GIVEN TASK: Omit the images, then print each record below exactly as it reads.

Stored items:
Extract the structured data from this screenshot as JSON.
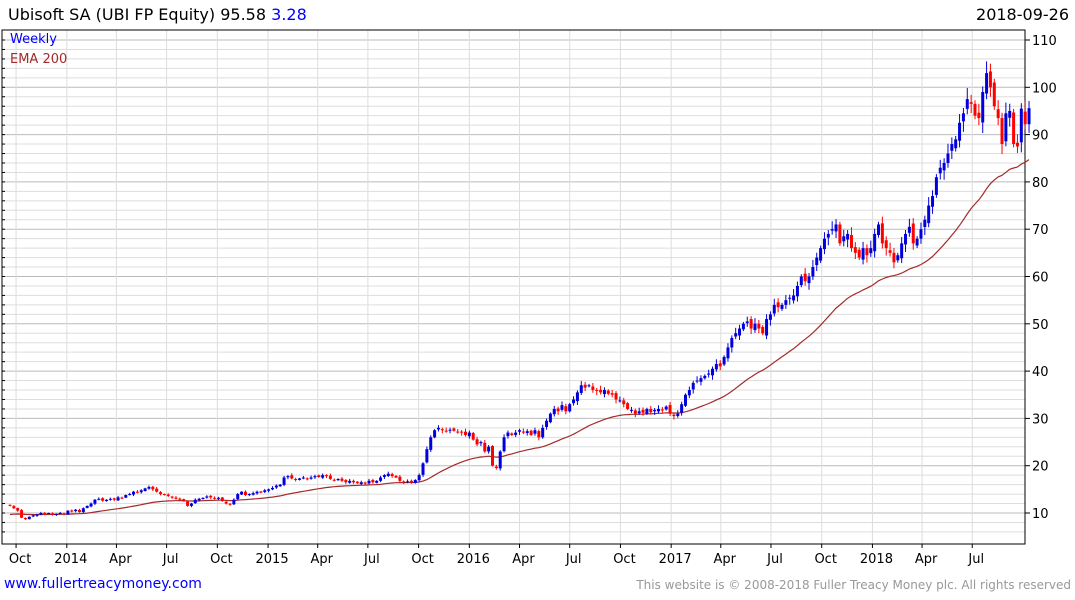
{
  "header": {
    "name": "Ubisoft SA (UBI FP Equity)",
    "price": "95.58",
    "change": "3.28",
    "date": "2018-09-26"
  },
  "legend": {
    "period": "Weekly",
    "ema": "EMA 200"
  },
  "footer": {
    "site": "www.fullertreacymoney.com",
    "copyright": "This website is © 2008-2018 Fuller Treacy Money plc. All rights reserved"
  },
  "colors": {
    "up": "#0000dd",
    "down": "#ff0000",
    "ema": "#a52a2a",
    "grid": "#dddddd",
    "gridMajor": "#bbbbbb"
  },
  "chart_data": {
    "type": "candlestick",
    "title": "Ubisoft SA (UBI FP Equity)",
    "frequency": "weekly",
    "start_date": "2013-09-20",
    "ylim": [
      4,
      112
    ],
    "y_ticks": [
      10,
      20,
      30,
      40,
      50,
      60,
      70,
      80,
      90,
      100,
      110
    ],
    "x_ticks": [
      {
        "label": "Oct",
        "date": "2013-10-01"
      },
      {
        "label": "2014",
        "date": "2014-01-01"
      },
      {
        "label": "Apr",
        "date": "2014-04-01"
      },
      {
        "label": "Jul",
        "date": "2014-07-01"
      },
      {
        "label": "Oct",
        "date": "2014-10-01"
      },
      {
        "label": "2015",
        "date": "2015-01-01"
      },
      {
        "label": "Apr",
        "date": "2015-04-01"
      },
      {
        "label": "Jul",
        "date": "2015-07-01"
      },
      {
        "label": "Oct",
        "date": "2015-10-01"
      },
      {
        "label": "2016",
        "date": "2016-01-01"
      },
      {
        "label": "Apr",
        "date": "2016-04-01"
      },
      {
        "label": "Jul",
        "date": "2016-07-01"
      },
      {
        "label": "Oct",
        "date": "2016-10-01"
      },
      {
        "label": "2017",
        "date": "2017-01-01"
      },
      {
        "label": "Apr",
        "date": "2017-04-01"
      },
      {
        "label": "Jul",
        "date": "2017-07-01"
      },
      {
        "label": "Oct",
        "date": "2017-10-01"
      },
      {
        "label": "2018",
        "date": "2018-01-01"
      },
      {
        "label": "Apr",
        "date": "2018-04-01"
      },
      {
        "label": "Jul",
        "date": "2018-07-01"
      }
    ],
    "closes": [
      11.5,
      11,
      10.5,
      9,
      8.7,
      9.2,
      9.5,
      9.7,
      10,
      9.8,
      10,
      9.6,
      9.8,
      10,
      9.7,
      10.5,
      10.3,
      10.7,
      10.2,
      11,
      11.5,
      12,
      12.8,
      13,
      12.6,
      12.8,
      13,
      12.8,
      13.3,
      13.2,
      13.8,
      14,
      14.5,
      14.3,
      14.8,
      15.2,
      15.5,
      15,
      14.5,
      14,
      13.8,
      13.6,
      13.3,
      13,
      12.8,
      12.5,
      11.5,
      12,
      12.8,
      13,
      13.2,
      13.5,
      13.3,
      13,
      13.2,
      12.5,
      12,
      11.8,
      12.8,
      14,
      14.5,
      13.8,
      14,
      14.2,
      14.5,
      14.3,
      14.8,
      15,
      15.3,
      15.8,
      16,
      17.5,
      17.8,
      17.3,
      17,
      17.3,
      17.5,
      17.3,
      17.5,
      17.8,
      17.6,
      18,
      17.8,
      17.2,
      17,
      17.2,
      16.8,
      16.5,
      16.8,
      16.5,
      16.3,
      16.5,
      16.2,
      16.8,
      16.5,
      16.8,
      17.5,
      18,
      18.3,
      17.8,
      17.5,
      16.8,
      16.5,
      16.7,
      16.5,
      17,
      18,
      20.5,
      23.5,
      26,
      27.5,
      28,
      27.5,
      27.3,
      27.6,
      27.4,
      27.2,
      27,
      26.5,
      27,
      25.5,
      24.5,
      25,
      23,
      24,
      20,
      19.5,
      23,
      26,
      27,
      26.5,
      27,
      27.5,
      27,
      27.3,
      26.5,
      27.5,
      26,
      28,
      29.5,
      31,
      32,
      31.5,
      32.8,
      31.5,
      33,
      34,
      35.5,
      37,
      36.5,
      37,
      36,
      35.8,
      35.5,
      36,
      35.2,
      35,
      34,
      33.8,
      33,
      32,
      31.8,
      31,
      31.5,
      31.2,
      32,
      31.3,
      31.8,
      32,
      31.8,
      32.5,
      31,
      30.5,
      31,
      33,
      35,
      36,
      37.5,
      38,
      38.5,
      39,
      39.5,
      40.5,
      41.5,
      41,
      43,
      45,
      47,
      48,
      49,
      50,
      50.5,
      49,
      50,
      49,
      48,
      51,
      52,
      54,
      53.5,
      54,
      55,
      55.5,
      56,
      58,
      60,
      59,
      60,
      62,
      64,
      66,
      68,
      69,
      70,
      71,
      67,
      68.5,
      69,
      66,
      65,
      64,
      66,
      64.5,
      66,
      69,
      71,
      67,
      66,
      65,
      63,
      64.5,
      67,
      69,
      70.5,
      67,
      68,
      70,
      72,
      75,
      77,
      81,
      83,
      84,
      86,
      88,
      89,
      92.5,
      94.5,
      97.5,
      96.5,
      94,
      93.5,
      99,
      103,
      100,
      96,
      93.5,
      88,
      94.5,
      95,
      88,
      87.5,
      95.5,
      92.2,
      95.58
    ],
    "ema_period": 200,
    "legend": [
      "Weekly",
      "EMA 200"
    ]
  }
}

EXERCISE SOLUTION:
Extract the structured data from this screenshot as JSON.
{
  "header": {
    "name": "Ubisoft SA (UBI FP Equity)",
    "price": "95.58",
    "change": "3.28",
    "date": "2018-09-26"
  },
  "legend": {
    "period": "Weekly",
    "ema": "EMA 200"
  },
  "footer": {
    "site": "www.fullertreacymoney.com",
    "copyright": "This website is © 2008-2018 Fuller Treacy Money plc. All rights reserved"
  },
  "colors": {
    "up": "#0000dd",
    "down": "#ff0000",
    "ema": "#a52a2a",
    "grid": "#dddddd",
    "gridMajor": "#bbbbbb"
  },
  "chart_data": {
    "type": "candlestick",
    "title": "Ubisoft SA (UBI FP Equity)",
    "frequency": "weekly",
    "start_date": "2013-09-20",
    "ylim": [
      4,
      112
    ],
    "y_ticks": [
      10,
      20,
      30,
      40,
      50,
      60,
      70,
      80,
      90,
      100,
      110
    ],
    "x_ticks": [
      {
        "label": "Oct",
        "date": "2013-10-01"
      },
      {
        "label": "2014",
        "date": "2014-01-01"
      },
      {
        "label": "Apr",
        "date": "2014-04-01"
      },
      {
        "label": "Jul",
        "date": "2014-07-01"
      },
      {
        "label": "Oct",
        "date": "2014-10-01"
      },
      {
        "label": "2015",
        "date": "2015-01-01"
      },
      {
        "label": "Apr",
        "date": "2015-04-01"
      },
      {
        "label": "Jul",
        "date": "2015-07-01"
      },
      {
        "label": "Oct",
        "date": "2015-10-01"
      },
      {
        "label": "2016",
        "date": "2016-01-01"
      },
      {
        "label": "Apr",
        "date": "2016-04-01"
      },
      {
        "label": "Jul",
        "date": "2016-07-01"
      },
      {
        "label": "Oct",
        "date": "2016-10-01"
      },
      {
        "label": "2017",
        "date": "2017-01-01"
      },
      {
        "label": "Apr",
        "date": "2017-04-01"
      },
      {
        "label": "Jul",
        "date": "2017-07-01"
      },
      {
        "label": "Oct",
        "date": "2017-10-01"
      },
      {
        "label": "2018",
        "date": "2018-01-01"
      },
      {
        "label": "Apr",
        "date": "2018-04-01"
      },
      {
        "label": "Jul",
        "date": "2018-07-01"
      }
    ],
    "closes": [
      11.5,
      11,
      10.5,
      9,
      8.7,
      9.2,
      9.5,
      9.7,
      10,
      9.8,
      10,
      9.6,
      9.8,
      10,
      9.7,
      10.5,
      10.3,
      10.7,
      10.2,
      11,
      11.5,
      12,
      12.8,
      13,
      12.6,
      12.8,
      13,
      12.8,
      13.3,
      13.2,
      13.8,
      14,
      14.5,
      14.3,
      14.8,
      15.2,
      15.5,
      15,
      14.5,
      14,
      13.8,
      13.6,
      13.3,
      13,
      12.8,
      12.5,
      11.5,
      12,
      12.8,
      13,
      13.2,
      13.5,
      13.3,
      13,
      13.2,
      12.5,
      12,
      11.8,
      12.8,
      14,
      14.5,
      13.8,
      14,
      14.2,
      14.5,
      14.3,
      14.8,
      15,
      15.3,
      15.8,
      16,
      17.5,
      17.8,
      17.3,
      17,
      17.3,
      17.5,
      17.3,
      17.5,
      17.8,
      17.6,
      18,
      17.8,
      17.2,
      17,
      17.2,
      16.8,
      16.5,
      16.8,
      16.5,
      16.3,
      16.5,
      16.2,
      16.8,
      16.5,
      16.8,
      17.5,
      18,
      18.3,
      17.8,
      17.5,
      16.8,
      16.5,
      16.7,
      16.5,
      17,
      18,
      20.5,
      23.5,
      26,
      27.5,
      28,
      27.5,
      27.3,
      27.6,
      27.4,
      27.2,
      27,
      26.5,
      27,
      25.5,
      24.5,
      25,
      23,
      24,
      20,
      19.5,
      23,
      26,
      27,
      26.5,
      27,
      27.5,
      27,
      27.3,
      26.5,
      27.5,
      26,
      28,
      29.5,
      31,
      32,
      31.5,
      32.8,
      31.5,
      33,
      34,
      35.5,
      37,
      36.5,
      37,
      36,
      35.8,
      35.5,
      36,
      35.2,
      35,
      34,
      33.8,
      33,
      32,
      31.8,
      31,
      31.5,
      31.2,
      32,
      31.3,
      31.8,
      32,
      31.8,
      32.5,
      31,
      30.5,
      31,
      33,
      35,
      36,
      37.5,
      38,
      38.5,
      39,
      39.5,
      40.5,
      41.5,
      41,
      43,
      45,
      47,
      48,
      49,
      50,
      50.5,
      49,
      50,
      49,
      48,
      51,
      52,
      54,
      53.5,
      54,
      55,
      55.5,
      56,
      58,
      60,
      59,
      60,
      62,
      64,
      66,
      68,
      69,
      70,
      71,
      67,
      68.5,
      69,
      66,
      65,
      64,
      66,
      64.5,
      66,
      69,
      71,
      67,
      66,
      65,
      63,
      64.5,
      67,
      69,
      70.5,
      67,
      68,
      70,
      72,
      75,
      77,
      81,
      83,
      84,
      86,
      88,
      89,
      92.5,
      94.5,
      97.5,
      96.5,
      94,
      93.5,
      99,
      103,
      100,
      96,
      93.5,
      88,
      94.5,
      95,
      88,
      87.5,
      95.5,
      92.2,
      95.58
    ],
    "ema_period": 200,
    "legend": [
      "Weekly",
      "EMA 200"
    ]
  }
}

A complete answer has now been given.